**Goal**
Leave out the pictures and copy every record exactly.

**Data excerpts**
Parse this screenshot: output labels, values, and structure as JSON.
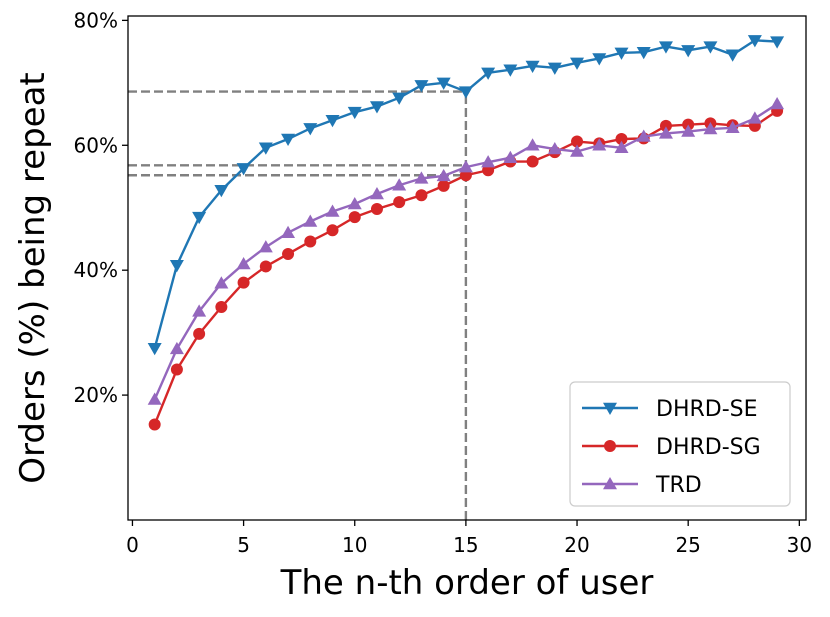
{
  "chart_data": {
    "type": "line",
    "title": "",
    "xlabel": "The n-th order of user",
    "ylabel": "Orders (%) being repeat",
    "xlim": [
      -0.2,
      30.3
    ],
    "ylim": [
      0,
      80.7
    ],
    "xticks": [
      0,
      5,
      10,
      15,
      20,
      25,
      30
    ],
    "xtick_labels": [
      "0",
      "5",
      "10",
      "15",
      "20",
      "25",
      "30"
    ],
    "yticks": [
      20,
      40,
      60,
      80
    ],
    "ytick_labels": [
      "20%",
      "40%",
      "60%",
      "80%"
    ],
    "grid": false,
    "legend_position": "lower-right",
    "x": [
      1,
      2,
      3,
      4,
      5,
      6,
      7,
      8,
      9,
      10,
      11,
      12,
      13,
      14,
      15,
      16,
      17,
      18,
      19,
      20,
      21,
      22,
      23,
      24,
      25,
      26,
      27,
      28,
      29
    ],
    "series": [
      {
        "name": "DHRD-SE",
        "color": "#1f77b4",
        "marker": "triangle-down",
        "values": [
          27.5,
          40.8,
          48.5,
          52.8,
          56.3,
          59.6,
          61.0,
          62.7,
          64.0,
          65.3,
          66.2,
          67.6,
          69.6,
          70.0,
          68.6,
          71.6,
          72.1,
          72.7,
          72.4,
          73.2,
          73.9,
          74.8,
          74.9,
          75.8,
          75.2,
          75.8,
          74.5,
          76.8,
          76.6
        ]
      },
      {
        "name": "DHRD-SG",
        "color": "#d62728",
        "marker": "circle",
        "values": [
          15.3,
          24.1,
          29.8,
          34.1,
          38.0,
          40.6,
          42.6,
          44.6,
          46.4,
          48.5,
          49.8,
          50.9,
          52.0,
          53.5,
          55.2,
          56.0,
          57.4,
          57.4,
          58.9,
          60.6,
          60.3,
          61.0,
          61.1,
          63.1,
          63.3,
          63.5,
          63.2,
          63.1,
          65.5
        ]
      },
      {
        "name": "TRD",
        "color": "#9467bd",
        "marker": "triangle-up",
        "values": [
          19.3,
          27.4,
          33.4,
          37.9,
          41.0,
          43.7,
          46.0,
          47.8,
          49.4,
          50.6,
          52.2,
          53.6,
          54.7,
          55.1,
          56.5,
          57.3,
          58.0,
          60.0,
          59.4,
          59.0,
          60.0,
          59.6,
          61.4,
          61.9,
          62.2,
          62.6,
          62.8,
          64.3,
          66.6
        ]
      }
    ],
    "reference_lines": [
      {
        "kind": "vertical",
        "x": 15,
        "to_y": 68.6
      },
      {
        "kind": "horizontal",
        "y": 68.6,
        "to_x": 15
      },
      {
        "kind": "horizontal",
        "y": 56.8,
        "to_x": 15
      },
      {
        "kind": "horizontal",
        "y": 55.2,
        "to_x": 15
      }
    ]
  }
}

**Problem solution**
Parse this screenshot: output labels, values, and structure as JSON.
{
  "chart_data": {
    "type": "line",
    "title": "",
    "xlabel": "The n-th order of user",
    "ylabel": "Orders (%) being repeat",
    "xlim": [
      -0.2,
      30.3
    ],
    "ylim": [
      0,
      80.7
    ],
    "xticks": [
      0,
      5,
      10,
      15,
      20,
      25,
      30
    ],
    "xtick_labels": [
      "0",
      "5",
      "10",
      "15",
      "20",
      "25",
      "30"
    ],
    "yticks": [
      20,
      40,
      60,
      80
    ],
    "ytick_labels": [
      "20%",
      "40%",
      "60%",
      "80%"
    ],
    "grid": false,
    "legend_position": "lower-right",
    "x": [
      1,
      2,
      3,
      4,
      5,
      6,
      7,
      8,
      9,
      10,
      11,
      12,
      13,
      14,
      15,
      16,
      17,
      18,
      19,
      20,
      21,
      22,
      23,
      24,
      25,
      26,
      27,
      28,
      29
    ],
    "series": [
      {
        "name": "DHRD-SE",
        "color": "#1f77b4",
        "marker": "triangle-down",
        "values": [
          27.5,
          40.8,
          48.5,
          52.8,
          56.3,
          59.6,
          61.0,
          62.7,
          64.0,
          65.3,
          66.2,
          67.6,
          69.6,
          70.0,
          68.6,
          71.6,
          72.1,
          72.7,
          72.4,
          73.2,
          73.9,
          74.8,
          74.9,
          75.8,
          75.2,
          75.8,
          74.5,
          76.8,
          76.6
        ]
      },
      {
        "name": "DHRD-SG",
        "color": "#d62728",
        "marker": "circle",
        "values": [
          15.3,
          24.1,
          29.8,
          34.1,
          38.0,
          40.6,
          42.6,
          44.6,
          46.4,
          48.5,
          49.8,
          50.9,
          52.0,
          53.5,
          55.2,
          56.0,
          57.4,
          57.4,
          58.9,
          60.6,
          60.3,
          61.0,
          61.1,
          63.1,
          63.3,
          63.5,
          63.2,
          63.1,
          65.5
        ]
      },
      {
        "name": "TRD",
        "color": "#9467bd",
        "marker": "triangle-up",
        "values": [
          19.3,
          27.4,
          33.4,
          37.9,
          41.0,
          43.7,
          46.0,
          47.8,
          49.4,
          50.6,
          52.2,
          53.6,
          54.7,
          55.1,
          56.5,
          57.3,
          58.0,
          60.0,
          59.4,
          59.0,
          60.0,
          59.6,
          61.4,
          61.9,
          62.2,
          62.6,
          62.8,
          64.3,
          66.6
        ]
      }
    ],
    "reference_lines": [
      {
        "kind": "vertical",
        "x": 15,
        "to_y": 68.6
      },
      {
        "kind": "horizontal",
        "y": 68.6,
        "to_x": 15
      },
      {
        "kind": "horizontal",
        "y": 56.8,
        "to_x": 15
      },
      {
        "kind": "horizontal",
        "y": 55.2,
        "to_x": 15
      }
    ]
  }
}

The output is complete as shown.